─── ENTRIES ───

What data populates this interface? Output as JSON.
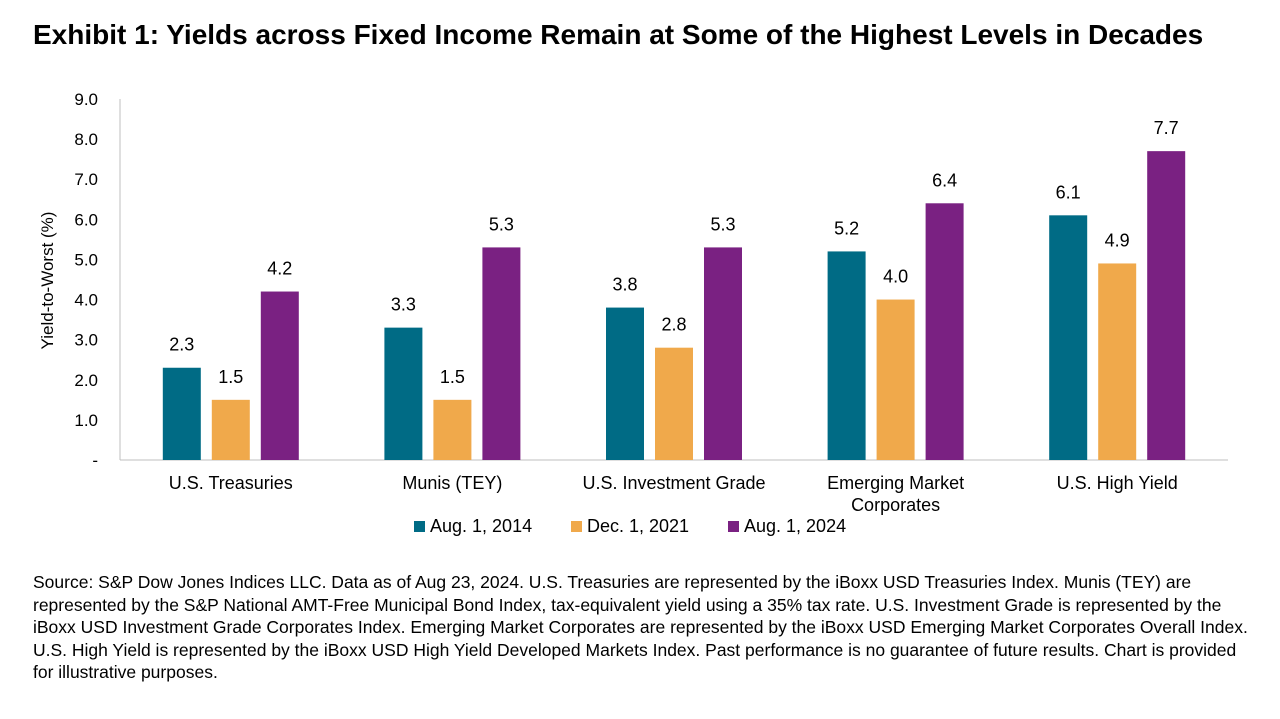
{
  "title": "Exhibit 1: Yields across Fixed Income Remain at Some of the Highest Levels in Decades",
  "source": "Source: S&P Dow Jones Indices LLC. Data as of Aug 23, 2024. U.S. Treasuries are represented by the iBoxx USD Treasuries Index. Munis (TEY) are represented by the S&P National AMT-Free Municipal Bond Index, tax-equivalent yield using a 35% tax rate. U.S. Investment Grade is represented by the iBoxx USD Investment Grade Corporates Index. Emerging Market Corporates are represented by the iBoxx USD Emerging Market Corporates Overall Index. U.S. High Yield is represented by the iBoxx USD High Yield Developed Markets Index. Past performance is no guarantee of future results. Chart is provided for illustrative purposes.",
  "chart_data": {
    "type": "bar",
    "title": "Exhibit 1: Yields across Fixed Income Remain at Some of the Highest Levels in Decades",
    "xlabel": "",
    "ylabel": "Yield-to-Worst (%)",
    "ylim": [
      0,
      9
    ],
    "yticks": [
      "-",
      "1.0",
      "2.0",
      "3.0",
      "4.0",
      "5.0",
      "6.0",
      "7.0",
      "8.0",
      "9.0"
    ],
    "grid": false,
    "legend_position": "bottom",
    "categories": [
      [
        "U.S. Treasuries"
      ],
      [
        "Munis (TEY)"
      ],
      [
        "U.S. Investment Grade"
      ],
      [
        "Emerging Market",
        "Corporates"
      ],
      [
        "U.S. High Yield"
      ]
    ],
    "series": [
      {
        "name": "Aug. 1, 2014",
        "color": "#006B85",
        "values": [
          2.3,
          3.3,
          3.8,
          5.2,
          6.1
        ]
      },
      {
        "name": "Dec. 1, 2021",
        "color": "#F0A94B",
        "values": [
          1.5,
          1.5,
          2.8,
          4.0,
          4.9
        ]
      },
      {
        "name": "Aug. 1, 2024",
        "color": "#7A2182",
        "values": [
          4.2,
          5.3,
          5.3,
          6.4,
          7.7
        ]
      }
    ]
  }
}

───

▶ [WHAT YOU SHOULD DO]: Excluding the pictures, restate the records above word for word.

▶ [WRITTEN SOLUTION]:
What data populates this interface? Output as JSON.
{
  "title": "Exhibit 1: Yields across Fixed Income Remain at Some of the Highest Levels in Decades",
  "source": "Source: S&P Dow Jones Indices LLC. Data as of Aug 23, 2024. U.S. Treasuries are represented by the iBoxx USD Treasuries Index. Munis (TEY) are represented by the S&P National AMT-Free Municipal Bond Index, tax-equivalent yield using a 35% tax rate. U.S. Investment Grade is represented by the iBoxx USD Investment Grade Corporates Index. Emerging Market Corporates are represented by the iBoxx USD Emerging Market Corporates Overall Index. U.S. High Yield is represented by the iBoxx USD High Yield Developed Markets Index. Past performance is no guarantee of future results. Chart is provided for illustrative purposes.",
  "chart_data": {
    "type": "bar",
    "title": "Exhibit 1: Yields across Fixed Income Remain at Some of the Highest Levels in Decades",
    "xlabel": "",
    "ylabel": "Yield-to-Worst (%)",
    "ylim": [
      0,
      9
    ],
    "yticks": [
      "-",
      "1.0",
      "2.0",
      "3.0",
      "4.0",
      "5.0",
      "6.0",
      "7.0",
      "8.0",
      "9.0"
    ],
    "grid": false,
    "legend_position": "bottom",
    "categories": [
      [
        "U.S. Treasuries"
      ],
      [
        "Munis (TEY)"
      ],
      [
        "U.S. Investment Grade"
      ],
      [
        "Emerging Market",
        "Corporates"
      ],
      [
        "U.S. High Yield"
      ]
    ],
    "series": [
      {
        "name": "Aug. 1, 2014",
        "color": "#006B85",
        "values": [
          2.3,
          3.3,
          3.8,
          5.2,
          6.1
        ]
      },
      {
        "name": "Dec. 1, 2021",
        "color": "#F0A94B",
        "values": [
          1.5,
          1.5,
          2.8,
          4.0,
          4.9
        ]
      },
      {
        "name": "Aug. 1, 2024",
        "color": "#7A2182",
        "values": [
          4.2,
          5.3,
          5.3,
          6.4,
          7.7
        ]
      }
    ]
  }
}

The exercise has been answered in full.